---- PROVIDED DATA

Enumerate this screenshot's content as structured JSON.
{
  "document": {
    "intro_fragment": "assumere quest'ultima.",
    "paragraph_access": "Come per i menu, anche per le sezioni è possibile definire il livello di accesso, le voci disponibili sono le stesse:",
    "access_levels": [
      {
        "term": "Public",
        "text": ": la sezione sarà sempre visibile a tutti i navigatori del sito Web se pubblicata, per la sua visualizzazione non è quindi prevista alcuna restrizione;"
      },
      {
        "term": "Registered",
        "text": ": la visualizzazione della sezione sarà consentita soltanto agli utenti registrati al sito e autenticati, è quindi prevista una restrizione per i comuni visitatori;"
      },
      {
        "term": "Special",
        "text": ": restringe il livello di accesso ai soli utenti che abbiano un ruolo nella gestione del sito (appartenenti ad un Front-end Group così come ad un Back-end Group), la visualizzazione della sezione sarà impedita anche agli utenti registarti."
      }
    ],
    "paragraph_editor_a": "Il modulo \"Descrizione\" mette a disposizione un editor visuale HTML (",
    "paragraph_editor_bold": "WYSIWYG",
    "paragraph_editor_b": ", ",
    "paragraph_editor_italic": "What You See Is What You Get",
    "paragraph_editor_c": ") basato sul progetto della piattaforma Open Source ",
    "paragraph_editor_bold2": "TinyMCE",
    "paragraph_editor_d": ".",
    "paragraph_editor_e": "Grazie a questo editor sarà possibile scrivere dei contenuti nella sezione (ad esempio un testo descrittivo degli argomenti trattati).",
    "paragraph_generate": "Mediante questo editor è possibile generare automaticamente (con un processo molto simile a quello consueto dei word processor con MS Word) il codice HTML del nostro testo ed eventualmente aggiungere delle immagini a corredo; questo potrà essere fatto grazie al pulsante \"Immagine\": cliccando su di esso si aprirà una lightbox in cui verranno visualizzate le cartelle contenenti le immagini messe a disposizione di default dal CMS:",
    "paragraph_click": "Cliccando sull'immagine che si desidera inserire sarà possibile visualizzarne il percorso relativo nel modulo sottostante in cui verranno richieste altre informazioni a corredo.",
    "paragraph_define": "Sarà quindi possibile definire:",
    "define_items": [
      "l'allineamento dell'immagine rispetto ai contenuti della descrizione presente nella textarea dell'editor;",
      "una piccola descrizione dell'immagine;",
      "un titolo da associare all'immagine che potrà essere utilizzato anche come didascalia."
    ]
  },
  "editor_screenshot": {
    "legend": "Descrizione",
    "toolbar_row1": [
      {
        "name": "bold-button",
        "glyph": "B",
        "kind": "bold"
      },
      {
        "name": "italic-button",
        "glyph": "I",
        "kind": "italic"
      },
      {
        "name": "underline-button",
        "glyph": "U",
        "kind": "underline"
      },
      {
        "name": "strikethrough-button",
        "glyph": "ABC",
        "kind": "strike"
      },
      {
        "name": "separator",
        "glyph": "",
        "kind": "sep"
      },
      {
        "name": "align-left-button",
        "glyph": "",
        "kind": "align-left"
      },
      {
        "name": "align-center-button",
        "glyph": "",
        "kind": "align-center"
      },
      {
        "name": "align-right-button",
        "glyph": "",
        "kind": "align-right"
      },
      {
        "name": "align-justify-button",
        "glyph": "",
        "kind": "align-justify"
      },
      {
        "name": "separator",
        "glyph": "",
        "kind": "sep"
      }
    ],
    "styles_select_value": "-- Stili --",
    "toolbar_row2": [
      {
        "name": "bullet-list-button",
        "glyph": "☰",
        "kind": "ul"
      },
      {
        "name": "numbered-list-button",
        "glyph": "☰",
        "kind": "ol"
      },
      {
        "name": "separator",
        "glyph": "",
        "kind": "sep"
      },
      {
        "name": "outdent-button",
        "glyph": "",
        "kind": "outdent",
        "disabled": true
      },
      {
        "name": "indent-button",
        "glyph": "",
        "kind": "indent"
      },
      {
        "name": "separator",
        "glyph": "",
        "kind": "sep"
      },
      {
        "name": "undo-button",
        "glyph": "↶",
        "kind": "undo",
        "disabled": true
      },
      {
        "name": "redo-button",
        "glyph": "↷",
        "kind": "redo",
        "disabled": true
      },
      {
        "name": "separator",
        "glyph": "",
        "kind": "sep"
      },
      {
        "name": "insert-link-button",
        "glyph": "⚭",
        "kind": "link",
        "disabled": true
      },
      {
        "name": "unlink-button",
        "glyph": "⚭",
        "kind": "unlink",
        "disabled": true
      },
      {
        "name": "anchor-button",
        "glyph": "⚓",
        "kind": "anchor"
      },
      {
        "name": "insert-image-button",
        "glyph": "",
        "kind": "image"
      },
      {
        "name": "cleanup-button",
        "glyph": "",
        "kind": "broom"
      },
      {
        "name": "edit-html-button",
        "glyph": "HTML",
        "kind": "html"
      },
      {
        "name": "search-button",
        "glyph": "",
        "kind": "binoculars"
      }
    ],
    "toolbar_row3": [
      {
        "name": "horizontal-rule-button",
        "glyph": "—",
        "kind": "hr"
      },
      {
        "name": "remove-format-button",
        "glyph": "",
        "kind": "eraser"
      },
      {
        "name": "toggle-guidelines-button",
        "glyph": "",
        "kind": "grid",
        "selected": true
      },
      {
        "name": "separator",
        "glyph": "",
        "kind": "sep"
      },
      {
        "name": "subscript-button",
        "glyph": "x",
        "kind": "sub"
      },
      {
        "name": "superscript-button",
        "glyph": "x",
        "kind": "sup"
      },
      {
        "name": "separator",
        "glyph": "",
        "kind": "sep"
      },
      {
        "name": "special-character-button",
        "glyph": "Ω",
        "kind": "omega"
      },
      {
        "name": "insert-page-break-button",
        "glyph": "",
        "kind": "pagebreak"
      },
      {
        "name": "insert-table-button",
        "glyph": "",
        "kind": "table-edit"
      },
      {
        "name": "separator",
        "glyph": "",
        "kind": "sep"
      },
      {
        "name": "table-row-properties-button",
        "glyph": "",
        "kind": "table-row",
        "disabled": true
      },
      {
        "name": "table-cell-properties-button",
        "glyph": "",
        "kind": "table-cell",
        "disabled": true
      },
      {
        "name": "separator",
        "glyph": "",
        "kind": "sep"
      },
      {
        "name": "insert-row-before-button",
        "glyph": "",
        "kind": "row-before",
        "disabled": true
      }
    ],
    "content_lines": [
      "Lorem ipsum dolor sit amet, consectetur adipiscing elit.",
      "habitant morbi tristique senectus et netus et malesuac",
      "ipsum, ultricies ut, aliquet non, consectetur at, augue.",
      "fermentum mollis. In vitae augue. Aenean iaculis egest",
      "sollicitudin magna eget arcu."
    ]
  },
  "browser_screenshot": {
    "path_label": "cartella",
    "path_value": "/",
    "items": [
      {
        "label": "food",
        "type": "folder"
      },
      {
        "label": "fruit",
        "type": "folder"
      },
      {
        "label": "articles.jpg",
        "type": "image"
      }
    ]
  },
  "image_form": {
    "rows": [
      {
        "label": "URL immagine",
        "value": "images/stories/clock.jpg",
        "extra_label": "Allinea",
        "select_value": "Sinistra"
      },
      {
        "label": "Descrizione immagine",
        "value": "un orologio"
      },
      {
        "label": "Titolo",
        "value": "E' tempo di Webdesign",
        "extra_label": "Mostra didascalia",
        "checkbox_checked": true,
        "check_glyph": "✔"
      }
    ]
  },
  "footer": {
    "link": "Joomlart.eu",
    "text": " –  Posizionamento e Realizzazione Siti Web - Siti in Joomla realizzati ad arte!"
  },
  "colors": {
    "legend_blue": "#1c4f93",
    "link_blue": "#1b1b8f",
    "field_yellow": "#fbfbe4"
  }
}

--------

All of the entries above must be quoted exactly.

Enumerate this screenshot's content as structured JSON.
{
  "document": {
    "intro_fragment": "assumere quest'ultima.",
    "paragraph_access": "Come per i menu, anche per le sezioni è possibile definire il livello di accesso, le voci disponibili sono le stesse:",
    "access_levels": [
      {
        "term": "Public",
        "text": ": la sezione sarà sempre visibile a tutti i navigatori del sito Web se pubblicata, per la sua visualizzazione non è quindi prevista alcuna restrizione;"
      },
      {
        "term": "Registered",
        "text": ": la visualizzazione della sezione sarà consentita soltanto agli utenti registrati al sito e autenticati, è quindi prevista una restrizione per i comuni visitatori;"
      },
      {
        "term": "Special",
        "text": ": restringe il livello di accesso ai soli utenti che abbiano un ruolo nella gestione del sito (appartenenti ad un Front-end Group così come ad un Back-end Group), la visualizzazione della sezione sarà impedita anche agli utenti registarti."
      }
    ],
    "paragraph_editor_a": "Il modulo \"Descrizione\" mette a disposizione un editor visuale HTML (",
    "paragraph_editor_bold": "WYSIWYG",
    "paragraph_editor_b": ", ",
    "paragraph_editor_italic": "What You See Is What You Get",
    "paragraph_editor_c": ") basato sul progetto della piattaforma Open Source ",
    "paragraph_editor_bold2": "TinyMCE",
    "paragraph_editor_d": ".",
    "paragraph_editor_e": "Grazie a questo editor sarà possibile scrivere dei contenuti nella sezione (ad esempio un testo descrittivo degli argomenti trattati).",
    "paragraph_generate": "Mediante questo editor è possibile generare automaticamente (con un processo molto simile a quello consueto dei word processor con MS Word) il codice HTML del nostro testo ed eventualmente aggiungere delle immagini a corredo; questo potrà essere fatto grazie al pulsante \"Immagine\": cliccando su di esso si aprirà una lightbox in cui verranno visualizzate le cartelle contenenti le immagini messe a disposizione di default dal CMS:",
    "paragraph_click": "Cliccando sull'immagine che si desidera inserire sarà possibile visualizzarne il percorso relativo nel modulo sottostante in cui verranno richieste altre informazioni a corredo.",
    "paragraph_define": "Sarà quindi possibile definire:",
    "define_items": [
      "l'allineamento dell'immagine rispetto ai contenuti della descrizione presente nella textarea dell'editor;",
      "una piccola descrizione dell'immagine;",
      "un titolo da associare all'immagine che potrà essere utilizzato anche come didascalia."
    ]
  },
  "editor_screenshot": {
    "legend": "Descrizione",
    "toolbar_row1": [
      {
        "name": "bold-button",
        "glyph": "B",
        "kind": "bold"
      },
      {
        "name": "italic-button",
        "glyph": "I",
        "kind": "italic"
      },
      {
        "name": "underline-button",
        "glyph": "U",
        "kind": "underline"
      },
      {
        "name": "strikethrough-button",
        "glyph": "ABC",
        "kind": "strike"
      },
      {
        "name": "separator",
        "glyph": "",
        "kind": "sep"
      },
      {
        "name": "align-left-button",
        "glyph": "",
        "kind": "align-left"
      },
      {
        "name": "align-center-button",
        "glyph": "",
        "kind": "align-center"
      },
      {
        "name": "align-right-button",
        "glyph": "",
        "kind": "align-right"
      },
      {
        "name": "align-justify-button",
        "glyph": "",
        "kind": "align-justify"
      },
      {
        "name": "separator",
        "glyph": "",
        "kind": "sep"
      }
    ],
    "styles_select_value": "-- Stili --",
    "toolbar_row2": [
      {
        "name": "bullet-list-button",
        "glyph": "☰",
        "kind": "ul"
      },
      {
        "name": "numbered-list-button",
        "glyph": "☰",
        "kind": "ol"
      },
      {
        "name": "separator",
        "glyph": "",
        "kind": "sep"
      },
      {
        "name": "outdent-button",
        "glyph": "",
        "kind": "outdent",
        "disabled": true
      },
      {
        "name": "indent-button",
        "glyph": "",
        "kind": "indent"
      },
      {
        "name": "separator",
        "glyph": "",
        "kind": "sep"
      },
      {
        "name": "undo-button",
        "glyph": "↶",
        "kind": "undo",
        "disabled": true
      },
      {
        "name": "redo-button",
        "glyph": "↷",
        "kind": "redo",
        "disabled": true
      },
      {
        "name": "separator",
        "glyph": "",
        "kind": "sep"
      },
      {
        "name": "insert-link-button",
        "glyph": "⚭",
        "kind": "link",
        "disabled": true
      },
      {
        "name": "unlink-button",
        "glyph": "⚭",
        "kind": "unlink",
        "disabled": true
      },
      {
        "name": "anchor-button",
        "glyph": "⚓",
        "kind": "anchor"
      },
      {
        "name": "insert-image-button",
        "glyph": "",
        "kind": "image"
      },
      {
        "name": "cleanup-button",
        "glyph": "",
        "kind": "broom"
      },
      {
        "name": "edit-html-button",
        "glyph": "HTML",
        "kind": "html"
      },
      {
        "name": "search-button",
        "glyph": "",
        "kind": "binoculars"
      }
    ],
    "toolbar_row3": [
      {
        "name": "horizontal-rule-button",
        "glyph": "—",
        "kind": "hr"
      },
      {
        "name": "remove-format-button",
        "glyph": "",
        "kind": "eraser"
      },
      {
        "name": "toggle-guidelines-button",
        "glyph": "",
        "kind": "grid",
        "selected": true
      },
      {
        "name": "separator",
        "glyph": "",
        "kind": "sep"
      },
      {
        "name": "subscript-button",
        "glyph": "x",
        "kind": "sub"
      },
      {
        "name": "superscript-button",
        "glyph": "x",
        "kind": "sup"
      },
      {
        "name": "separator",
        "glyph": "",
        "kind": "sep"
      },
      {
        "name": "special-character-button",
        "glyph": "Ω",
        "kind": "omega"
      },
      {
        "name": "insert-page-break-button",
        "glyph": "",
        "kind": "pagebreak"
      },
      {
        "name": "insert-table-button",
        "glyph": "",
        "kind": "table-edit"
      },
      {
        "name": "separator",
        "glyph": "",
        "kind": "sep"
      },
      {
        "name": "table-row-properties-button",
        "glyph": "",
        "kind": "table-row",
        "disabled": true
      },
      {
        "name": "table-cell-properties-button",
        "glyph": "",
        "kind": "table-cell",
        "disabled": true
      },
      {
        "name": "separator",
        "glyph": "",
        "kind": "sep"
      },
      {
        "name": "insert-row-before-button",
        "glyph": "",
        "kind": "row-before",
        "disabled": true
      }
    ],
    "content_lines": [
      "Lorem ipsum dolor sit amet, consectetur adipiscing elit.",
      "habitant morbi tristique senectus et netus et malesuac",
      "ipsum, ultricies ut, aliquet non, consectetur at, augue.",
      "fermentum mollis. In vitae augue. Aenean iaculis egest",
      "sollicitudin magna eget arcu."
    ]
  },
  "browser_screenshot": {
    "path_label": "cartella",
    "path_value": "/",
    "items": [
      {
        "label": "food",
        "type": "folder"
      },
      {
        "label": "fruit",
        "type": "folder"
      },
      {
        "label": "articles.jpg",
        "type": "image"
      }
    ]
  },
  "image_form": {
    "rows": [
      {
        "label": "URL immagine",
        "value": "images/stories/clock.jpg",
        "extra_label": "Allinea",
        "select_value": "Sinistra"
      },
      {
        "label": "Descrizione immagine",
        "value": "un orologio"
      },
      {
        "label": "Titolo",
        "value": "E' tempo di Webdesign",
        "extra_label": "Mostra didascalia",
        "checkbox_checked": true,
        "check_glyph": "✔"
      }
    ]
  },
  "footer": {
    "link": "Joomlart.eu",
    "text": " –  Posizionamento e Realizzazione Siti Web - Siti in Joomla realizzati ad arte!"
  },
  "colors": {
    "legend_blue": "#1c4f93",
    "link_blue": "#1b1b8f",
    "field_yellow": "#fbfbe4"
  }
}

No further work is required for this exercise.